_EXTRACTED MATERIAL_.
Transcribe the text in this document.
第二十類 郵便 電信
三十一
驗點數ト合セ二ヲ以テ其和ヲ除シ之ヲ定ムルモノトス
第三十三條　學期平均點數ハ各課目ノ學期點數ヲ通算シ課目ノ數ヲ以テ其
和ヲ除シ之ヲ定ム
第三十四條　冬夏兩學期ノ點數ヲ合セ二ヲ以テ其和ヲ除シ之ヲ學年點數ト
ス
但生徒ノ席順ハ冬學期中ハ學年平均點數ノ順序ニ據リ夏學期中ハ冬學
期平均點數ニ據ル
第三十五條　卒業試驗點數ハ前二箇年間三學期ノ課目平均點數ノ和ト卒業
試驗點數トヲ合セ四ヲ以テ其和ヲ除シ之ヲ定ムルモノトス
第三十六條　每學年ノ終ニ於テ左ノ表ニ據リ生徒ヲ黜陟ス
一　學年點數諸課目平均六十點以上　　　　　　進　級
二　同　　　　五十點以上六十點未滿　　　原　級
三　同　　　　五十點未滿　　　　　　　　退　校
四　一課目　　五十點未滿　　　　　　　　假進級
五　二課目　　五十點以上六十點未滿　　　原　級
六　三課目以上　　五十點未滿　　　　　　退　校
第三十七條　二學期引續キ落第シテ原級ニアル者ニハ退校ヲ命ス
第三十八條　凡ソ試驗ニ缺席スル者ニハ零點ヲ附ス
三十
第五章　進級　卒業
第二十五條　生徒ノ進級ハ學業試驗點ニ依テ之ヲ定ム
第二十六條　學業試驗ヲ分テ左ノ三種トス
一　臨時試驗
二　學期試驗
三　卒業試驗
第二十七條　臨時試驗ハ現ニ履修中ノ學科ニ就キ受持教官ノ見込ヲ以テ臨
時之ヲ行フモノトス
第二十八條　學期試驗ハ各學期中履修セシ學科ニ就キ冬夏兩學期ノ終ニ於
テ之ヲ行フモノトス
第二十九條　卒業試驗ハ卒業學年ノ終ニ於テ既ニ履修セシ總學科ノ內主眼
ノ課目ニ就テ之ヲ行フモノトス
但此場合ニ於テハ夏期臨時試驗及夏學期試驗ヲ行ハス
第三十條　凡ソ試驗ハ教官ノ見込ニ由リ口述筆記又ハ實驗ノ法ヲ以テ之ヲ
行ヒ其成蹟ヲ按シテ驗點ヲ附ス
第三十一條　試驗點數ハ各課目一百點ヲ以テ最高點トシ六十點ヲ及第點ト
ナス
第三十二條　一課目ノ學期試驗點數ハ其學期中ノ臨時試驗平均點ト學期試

...

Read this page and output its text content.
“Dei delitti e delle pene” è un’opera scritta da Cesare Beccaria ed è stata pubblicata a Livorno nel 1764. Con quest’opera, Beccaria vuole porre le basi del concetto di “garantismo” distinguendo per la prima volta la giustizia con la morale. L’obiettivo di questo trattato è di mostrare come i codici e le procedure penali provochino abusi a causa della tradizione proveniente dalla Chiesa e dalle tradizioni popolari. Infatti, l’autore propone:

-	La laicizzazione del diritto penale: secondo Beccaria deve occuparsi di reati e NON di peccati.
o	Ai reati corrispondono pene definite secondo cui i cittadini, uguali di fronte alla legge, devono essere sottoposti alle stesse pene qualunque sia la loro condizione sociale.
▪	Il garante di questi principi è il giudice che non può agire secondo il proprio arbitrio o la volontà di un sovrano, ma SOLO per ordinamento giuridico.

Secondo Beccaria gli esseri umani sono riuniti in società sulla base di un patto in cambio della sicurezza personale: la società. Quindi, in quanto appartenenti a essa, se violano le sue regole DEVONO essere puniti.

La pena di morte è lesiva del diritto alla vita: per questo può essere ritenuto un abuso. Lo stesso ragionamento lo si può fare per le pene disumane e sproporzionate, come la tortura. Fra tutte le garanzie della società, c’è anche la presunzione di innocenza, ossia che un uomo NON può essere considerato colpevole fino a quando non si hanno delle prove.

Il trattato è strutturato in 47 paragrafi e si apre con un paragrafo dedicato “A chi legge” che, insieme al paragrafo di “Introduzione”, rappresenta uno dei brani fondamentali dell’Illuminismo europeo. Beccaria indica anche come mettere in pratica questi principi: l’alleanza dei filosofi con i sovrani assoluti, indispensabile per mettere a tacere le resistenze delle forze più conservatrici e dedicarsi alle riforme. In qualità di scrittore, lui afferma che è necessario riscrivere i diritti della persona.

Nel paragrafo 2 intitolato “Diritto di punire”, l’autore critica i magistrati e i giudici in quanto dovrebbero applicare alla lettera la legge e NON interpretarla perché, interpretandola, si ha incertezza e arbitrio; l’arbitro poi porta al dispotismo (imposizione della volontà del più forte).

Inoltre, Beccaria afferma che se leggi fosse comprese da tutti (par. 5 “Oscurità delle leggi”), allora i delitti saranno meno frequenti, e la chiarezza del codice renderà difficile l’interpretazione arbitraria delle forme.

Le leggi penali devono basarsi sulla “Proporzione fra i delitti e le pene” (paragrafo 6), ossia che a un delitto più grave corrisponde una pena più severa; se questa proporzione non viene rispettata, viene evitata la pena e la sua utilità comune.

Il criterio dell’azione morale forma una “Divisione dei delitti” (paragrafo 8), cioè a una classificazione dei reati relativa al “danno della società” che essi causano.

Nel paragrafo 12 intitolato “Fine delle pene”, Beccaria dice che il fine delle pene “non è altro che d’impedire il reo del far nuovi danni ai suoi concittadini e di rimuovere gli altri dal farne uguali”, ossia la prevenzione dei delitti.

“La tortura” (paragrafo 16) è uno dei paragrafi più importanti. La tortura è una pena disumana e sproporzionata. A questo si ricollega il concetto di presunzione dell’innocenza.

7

_TASK STATEMENT_. Lines that hold the word "quanto" are the ones to return, every one of them.

_FULL OUTPUT_.
Secondo Beccaria gli esseri umani sono riuniti in società sulla base di un patto in cambio della sicurezza personale: la società. Quindi, in quanto appartenenti a essa, se violano le sue regole DEVONO essere puniti.
Nel paragrafo 2 intitolato “Diritto di punire”, l’autore critica i magistrati e i giudici in quanto dovrebbero applicare alla lettera la legge e NON interpretarla perché, interpretandola, si ha incertezza e arbitrio; l’arbitro poi porta al dispotismo (imposizione della volontà del più forte).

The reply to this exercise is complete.